Supplied passage:
--- Begin ---
Still I can't fault wimax at all, the speed is fine(not blistering but not a problem at all) and I have said it before but we are taking the system with us despite the availability of adsl via a copper connection.
That said I'm pretty cynical and am fully expecting to see the service go down the drain after installing it elsewhere and I'll likely change my tune.


----------



## Pazcat (Mar 24, 2010)

snikpoh said:


> Just be warned that this site is NOT very accurate - they say we can get 6-20meg yet the engineer showed us that we would NEVER get more than 1mbs!!!!
> 
> Just treat it with caution and do NOT believe everything that Movistar tell you.


Yes this is true enough, one of the reasons we wont be using them is the possibility of finding out just that after all the hassle of installation etc.
It was just a guide more than anything and who knows maybe they can get fiber optic, if that was available here I would jump at it.
--- End ---
Extracted information:
--- Begin ---
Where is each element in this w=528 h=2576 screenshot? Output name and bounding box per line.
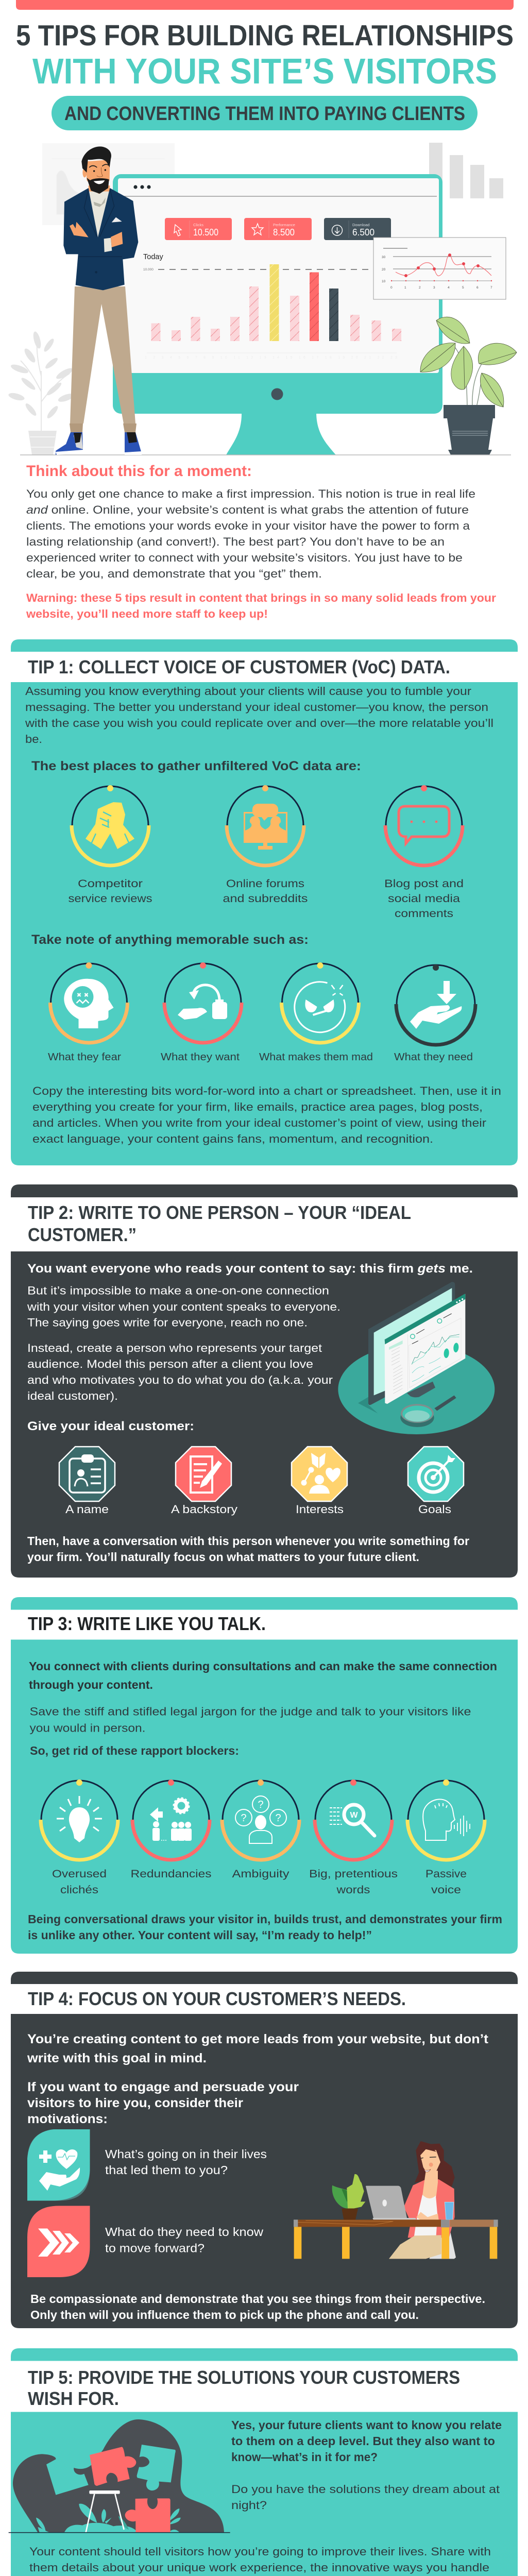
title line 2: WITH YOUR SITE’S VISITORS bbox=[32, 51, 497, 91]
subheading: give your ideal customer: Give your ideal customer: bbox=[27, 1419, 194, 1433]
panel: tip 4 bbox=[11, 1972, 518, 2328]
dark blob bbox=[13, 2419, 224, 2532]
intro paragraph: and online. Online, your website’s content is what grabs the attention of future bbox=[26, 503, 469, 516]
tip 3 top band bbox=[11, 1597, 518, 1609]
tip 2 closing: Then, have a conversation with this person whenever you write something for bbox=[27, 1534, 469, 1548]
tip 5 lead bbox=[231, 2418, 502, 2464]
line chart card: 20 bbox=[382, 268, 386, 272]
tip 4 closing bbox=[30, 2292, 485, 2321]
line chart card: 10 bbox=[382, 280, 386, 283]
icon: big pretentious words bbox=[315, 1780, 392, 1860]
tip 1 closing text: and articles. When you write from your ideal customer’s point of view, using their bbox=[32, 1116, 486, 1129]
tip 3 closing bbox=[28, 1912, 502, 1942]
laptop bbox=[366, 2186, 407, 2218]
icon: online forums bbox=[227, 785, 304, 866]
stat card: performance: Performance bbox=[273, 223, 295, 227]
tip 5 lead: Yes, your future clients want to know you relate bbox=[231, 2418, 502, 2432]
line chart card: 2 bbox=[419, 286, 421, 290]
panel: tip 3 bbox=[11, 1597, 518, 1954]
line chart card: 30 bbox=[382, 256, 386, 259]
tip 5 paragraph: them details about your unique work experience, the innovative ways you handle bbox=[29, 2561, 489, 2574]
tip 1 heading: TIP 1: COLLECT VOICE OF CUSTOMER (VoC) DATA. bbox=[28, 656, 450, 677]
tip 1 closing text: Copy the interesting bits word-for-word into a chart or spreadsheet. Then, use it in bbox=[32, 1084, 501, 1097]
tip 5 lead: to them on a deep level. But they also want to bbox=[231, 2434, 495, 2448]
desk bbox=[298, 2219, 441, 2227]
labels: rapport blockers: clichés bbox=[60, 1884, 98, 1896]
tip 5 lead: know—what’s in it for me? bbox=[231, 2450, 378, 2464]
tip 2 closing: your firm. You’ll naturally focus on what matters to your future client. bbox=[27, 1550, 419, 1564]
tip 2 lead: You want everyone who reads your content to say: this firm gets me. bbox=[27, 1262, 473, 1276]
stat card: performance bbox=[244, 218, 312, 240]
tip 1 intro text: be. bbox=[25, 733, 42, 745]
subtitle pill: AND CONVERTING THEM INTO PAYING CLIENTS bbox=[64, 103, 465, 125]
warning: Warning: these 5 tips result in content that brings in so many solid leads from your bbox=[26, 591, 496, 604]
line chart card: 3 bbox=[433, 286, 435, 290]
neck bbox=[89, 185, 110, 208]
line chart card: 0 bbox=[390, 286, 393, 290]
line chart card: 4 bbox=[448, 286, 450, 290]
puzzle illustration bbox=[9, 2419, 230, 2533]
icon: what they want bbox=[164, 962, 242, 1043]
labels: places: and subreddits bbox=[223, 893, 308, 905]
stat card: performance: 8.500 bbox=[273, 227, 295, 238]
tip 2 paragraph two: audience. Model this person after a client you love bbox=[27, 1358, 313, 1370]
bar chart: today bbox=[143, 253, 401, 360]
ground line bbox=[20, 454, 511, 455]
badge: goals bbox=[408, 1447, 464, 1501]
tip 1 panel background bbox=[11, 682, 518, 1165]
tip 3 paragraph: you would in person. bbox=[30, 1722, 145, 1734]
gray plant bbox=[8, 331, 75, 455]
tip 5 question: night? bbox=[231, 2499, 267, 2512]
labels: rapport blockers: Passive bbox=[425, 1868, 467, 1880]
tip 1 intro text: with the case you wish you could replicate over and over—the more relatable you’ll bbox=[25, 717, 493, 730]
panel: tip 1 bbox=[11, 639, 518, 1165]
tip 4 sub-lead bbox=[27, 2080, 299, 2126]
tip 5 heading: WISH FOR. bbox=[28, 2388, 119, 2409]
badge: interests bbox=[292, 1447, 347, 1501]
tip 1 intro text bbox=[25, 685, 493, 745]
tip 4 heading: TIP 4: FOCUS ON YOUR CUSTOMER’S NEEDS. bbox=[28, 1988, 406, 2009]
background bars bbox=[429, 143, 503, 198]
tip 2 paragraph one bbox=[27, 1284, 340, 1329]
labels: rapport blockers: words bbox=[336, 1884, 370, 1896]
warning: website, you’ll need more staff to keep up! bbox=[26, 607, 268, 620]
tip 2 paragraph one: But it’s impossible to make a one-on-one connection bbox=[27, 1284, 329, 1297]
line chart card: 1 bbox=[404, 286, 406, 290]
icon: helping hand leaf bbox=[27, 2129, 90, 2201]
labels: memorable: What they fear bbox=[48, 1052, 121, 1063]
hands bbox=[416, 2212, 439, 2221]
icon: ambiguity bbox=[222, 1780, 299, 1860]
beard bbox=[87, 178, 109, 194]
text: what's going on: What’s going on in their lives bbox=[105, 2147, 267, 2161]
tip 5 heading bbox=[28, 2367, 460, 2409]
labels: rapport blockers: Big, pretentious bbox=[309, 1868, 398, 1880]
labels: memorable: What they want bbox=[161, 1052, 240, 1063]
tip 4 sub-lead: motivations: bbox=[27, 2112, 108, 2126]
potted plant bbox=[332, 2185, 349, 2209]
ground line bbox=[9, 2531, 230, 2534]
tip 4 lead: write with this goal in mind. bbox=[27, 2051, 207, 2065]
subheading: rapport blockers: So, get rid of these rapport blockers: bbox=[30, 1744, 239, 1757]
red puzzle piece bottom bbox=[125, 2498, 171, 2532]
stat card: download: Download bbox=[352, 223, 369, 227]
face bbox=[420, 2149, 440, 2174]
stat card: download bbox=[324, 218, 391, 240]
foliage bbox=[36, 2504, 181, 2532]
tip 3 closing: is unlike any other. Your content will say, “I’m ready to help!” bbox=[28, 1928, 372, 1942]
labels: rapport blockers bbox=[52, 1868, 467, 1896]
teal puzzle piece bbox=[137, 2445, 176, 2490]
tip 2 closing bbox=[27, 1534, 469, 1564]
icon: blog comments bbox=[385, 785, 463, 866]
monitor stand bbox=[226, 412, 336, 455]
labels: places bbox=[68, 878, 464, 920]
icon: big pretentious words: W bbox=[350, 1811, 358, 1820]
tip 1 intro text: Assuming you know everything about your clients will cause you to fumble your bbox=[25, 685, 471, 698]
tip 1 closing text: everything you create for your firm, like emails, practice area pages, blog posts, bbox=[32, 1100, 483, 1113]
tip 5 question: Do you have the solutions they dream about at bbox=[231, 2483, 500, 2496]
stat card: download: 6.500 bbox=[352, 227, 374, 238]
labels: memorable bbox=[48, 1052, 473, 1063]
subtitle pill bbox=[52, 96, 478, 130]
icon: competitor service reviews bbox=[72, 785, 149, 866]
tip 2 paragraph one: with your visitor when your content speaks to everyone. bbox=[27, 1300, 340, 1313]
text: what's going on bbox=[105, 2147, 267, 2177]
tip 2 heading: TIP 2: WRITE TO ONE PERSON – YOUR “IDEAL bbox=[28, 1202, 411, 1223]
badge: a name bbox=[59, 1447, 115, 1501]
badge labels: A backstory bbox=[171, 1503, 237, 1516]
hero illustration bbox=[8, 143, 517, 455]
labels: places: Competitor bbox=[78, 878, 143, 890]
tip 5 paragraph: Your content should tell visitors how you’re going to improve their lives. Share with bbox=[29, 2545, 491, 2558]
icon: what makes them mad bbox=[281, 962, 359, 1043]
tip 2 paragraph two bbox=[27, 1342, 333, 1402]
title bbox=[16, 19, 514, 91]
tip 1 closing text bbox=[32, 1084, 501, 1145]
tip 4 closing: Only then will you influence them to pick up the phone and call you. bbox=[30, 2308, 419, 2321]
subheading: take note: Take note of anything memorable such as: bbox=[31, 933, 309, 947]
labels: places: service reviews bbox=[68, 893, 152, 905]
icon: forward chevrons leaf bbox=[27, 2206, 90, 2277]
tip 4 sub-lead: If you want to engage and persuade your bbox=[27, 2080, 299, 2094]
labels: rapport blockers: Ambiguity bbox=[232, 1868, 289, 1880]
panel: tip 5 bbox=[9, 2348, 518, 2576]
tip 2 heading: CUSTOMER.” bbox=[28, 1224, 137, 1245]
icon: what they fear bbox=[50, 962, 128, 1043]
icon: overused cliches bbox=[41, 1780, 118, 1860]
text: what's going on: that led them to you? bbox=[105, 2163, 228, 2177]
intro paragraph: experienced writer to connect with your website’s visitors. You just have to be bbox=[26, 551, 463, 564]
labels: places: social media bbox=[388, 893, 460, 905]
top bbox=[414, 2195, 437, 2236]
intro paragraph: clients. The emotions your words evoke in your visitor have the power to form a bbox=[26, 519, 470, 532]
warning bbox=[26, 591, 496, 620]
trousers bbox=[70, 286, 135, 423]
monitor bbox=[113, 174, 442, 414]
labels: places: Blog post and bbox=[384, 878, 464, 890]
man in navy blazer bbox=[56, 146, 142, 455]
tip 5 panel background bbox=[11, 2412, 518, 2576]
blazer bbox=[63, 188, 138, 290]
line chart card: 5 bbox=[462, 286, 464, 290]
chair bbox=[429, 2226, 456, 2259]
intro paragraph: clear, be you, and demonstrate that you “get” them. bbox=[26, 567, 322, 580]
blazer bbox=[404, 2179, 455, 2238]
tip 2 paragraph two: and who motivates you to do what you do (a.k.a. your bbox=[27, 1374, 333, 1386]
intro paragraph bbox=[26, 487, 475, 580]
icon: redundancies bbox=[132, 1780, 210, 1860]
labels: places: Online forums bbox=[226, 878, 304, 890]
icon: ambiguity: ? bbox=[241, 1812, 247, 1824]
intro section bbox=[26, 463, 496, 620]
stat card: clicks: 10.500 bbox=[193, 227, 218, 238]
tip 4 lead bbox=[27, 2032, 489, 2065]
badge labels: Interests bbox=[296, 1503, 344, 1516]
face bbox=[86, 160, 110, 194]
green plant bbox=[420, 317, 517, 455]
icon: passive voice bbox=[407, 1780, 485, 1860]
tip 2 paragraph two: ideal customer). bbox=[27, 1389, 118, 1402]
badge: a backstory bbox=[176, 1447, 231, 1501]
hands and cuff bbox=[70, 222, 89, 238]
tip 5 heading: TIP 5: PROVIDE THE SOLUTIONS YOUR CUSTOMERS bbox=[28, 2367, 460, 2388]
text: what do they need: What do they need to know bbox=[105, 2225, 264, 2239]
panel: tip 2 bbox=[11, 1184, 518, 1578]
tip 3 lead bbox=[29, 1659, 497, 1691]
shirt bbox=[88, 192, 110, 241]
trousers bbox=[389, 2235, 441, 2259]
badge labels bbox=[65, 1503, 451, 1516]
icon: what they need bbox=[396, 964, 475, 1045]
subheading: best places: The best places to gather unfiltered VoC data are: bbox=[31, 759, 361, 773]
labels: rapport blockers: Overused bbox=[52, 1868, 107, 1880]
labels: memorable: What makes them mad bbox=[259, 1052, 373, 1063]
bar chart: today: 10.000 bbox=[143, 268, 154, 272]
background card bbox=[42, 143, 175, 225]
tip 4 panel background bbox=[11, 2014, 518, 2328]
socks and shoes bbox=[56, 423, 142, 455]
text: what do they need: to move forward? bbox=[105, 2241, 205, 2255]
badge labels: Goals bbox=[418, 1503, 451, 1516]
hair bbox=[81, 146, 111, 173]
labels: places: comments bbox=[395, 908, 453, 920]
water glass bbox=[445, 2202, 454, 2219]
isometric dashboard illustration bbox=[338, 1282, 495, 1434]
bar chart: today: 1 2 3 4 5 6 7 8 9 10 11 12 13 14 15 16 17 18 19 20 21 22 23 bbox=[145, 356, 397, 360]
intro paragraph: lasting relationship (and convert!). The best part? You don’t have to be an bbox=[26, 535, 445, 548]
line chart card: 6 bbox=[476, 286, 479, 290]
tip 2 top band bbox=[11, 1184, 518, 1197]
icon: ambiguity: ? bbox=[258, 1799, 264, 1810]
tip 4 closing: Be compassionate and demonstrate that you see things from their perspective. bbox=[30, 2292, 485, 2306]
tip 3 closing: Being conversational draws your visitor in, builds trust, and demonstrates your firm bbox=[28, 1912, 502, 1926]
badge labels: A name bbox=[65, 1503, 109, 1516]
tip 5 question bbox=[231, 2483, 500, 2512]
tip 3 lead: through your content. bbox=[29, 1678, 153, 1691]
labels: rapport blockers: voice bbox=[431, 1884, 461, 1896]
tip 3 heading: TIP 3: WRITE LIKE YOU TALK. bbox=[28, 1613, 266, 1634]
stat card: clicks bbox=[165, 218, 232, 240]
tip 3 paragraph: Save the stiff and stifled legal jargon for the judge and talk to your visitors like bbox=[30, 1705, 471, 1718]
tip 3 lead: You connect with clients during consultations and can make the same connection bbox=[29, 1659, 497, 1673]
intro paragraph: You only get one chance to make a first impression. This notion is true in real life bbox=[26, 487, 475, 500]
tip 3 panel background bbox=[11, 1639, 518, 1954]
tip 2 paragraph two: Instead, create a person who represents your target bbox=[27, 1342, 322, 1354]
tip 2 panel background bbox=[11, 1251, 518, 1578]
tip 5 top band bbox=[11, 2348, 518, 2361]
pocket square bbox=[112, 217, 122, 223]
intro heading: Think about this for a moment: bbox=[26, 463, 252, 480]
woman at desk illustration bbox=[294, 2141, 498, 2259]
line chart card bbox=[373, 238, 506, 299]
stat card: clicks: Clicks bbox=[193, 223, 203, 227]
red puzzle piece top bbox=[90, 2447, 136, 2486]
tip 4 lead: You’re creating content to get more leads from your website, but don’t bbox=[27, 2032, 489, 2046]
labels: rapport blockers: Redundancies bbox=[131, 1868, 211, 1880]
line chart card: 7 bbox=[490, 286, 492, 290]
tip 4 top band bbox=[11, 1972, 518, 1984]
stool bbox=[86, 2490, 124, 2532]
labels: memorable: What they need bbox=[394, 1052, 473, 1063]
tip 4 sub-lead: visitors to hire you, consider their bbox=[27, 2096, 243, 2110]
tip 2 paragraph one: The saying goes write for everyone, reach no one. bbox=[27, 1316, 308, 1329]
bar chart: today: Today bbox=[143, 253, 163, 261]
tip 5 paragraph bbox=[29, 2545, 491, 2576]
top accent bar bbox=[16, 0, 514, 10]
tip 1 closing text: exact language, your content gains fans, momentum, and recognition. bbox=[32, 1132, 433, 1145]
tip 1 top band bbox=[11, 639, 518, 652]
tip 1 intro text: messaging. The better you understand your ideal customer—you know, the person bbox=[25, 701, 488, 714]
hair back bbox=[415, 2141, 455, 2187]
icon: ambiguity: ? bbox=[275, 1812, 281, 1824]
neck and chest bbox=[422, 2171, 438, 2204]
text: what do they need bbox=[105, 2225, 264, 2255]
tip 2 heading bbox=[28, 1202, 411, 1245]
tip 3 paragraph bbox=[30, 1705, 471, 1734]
--- End ---
Brief: Please carry on the forum thread about home internet service, starting after its last sentence. The data has nothing to do with the forum thread about home internet service.

Task result:
----------



## snikpoh (Nov 19, 2007)

We just went to fusion having been told that the MINIMUM that movistar now provide is 6 meg. I was sceptical and told the rep as much.

After 3 weeks we are still trying to back out of fusion on the basis that they are not providing even the minimum that they promised (0.46meg was all the engineer could get).

Lesson learned - don't believe sales people (especially when I know lots more than they do on the subject in question)!


----------



## bowman1984uk (Mar 3, 2012)

hey hope i am not butting in  moving to Zaragoza end of August and wondering if anyone know companies that do unlimited fast fiber or broad band (i am a gamer so its a must for me


----------



## Lynn R (Feb 21, 2014)

It won't be of any help to the OP as we use a purely local supplier, but we do have an internet only service via a local cable TV company (there are 2 in our town who both offer this service). They call it Internet Ahorro, and we pay €18 per month inc IVA for 20mb (totally unlimited, and we do get actual speed very close to 20mb). They do have phone and/or TV options too, of course, but we aren't obliged to take them, and we could opt for higher speeds of 30 or 50mb if we wanted to pay more. Before this we had wimax but it was much slower (we paid for up to 10mb but never got more than 6) and also quite a bit more expensive. We were paying €29 per month but the company's prices are now higher.


----------



## xgarb (May 6, 2011)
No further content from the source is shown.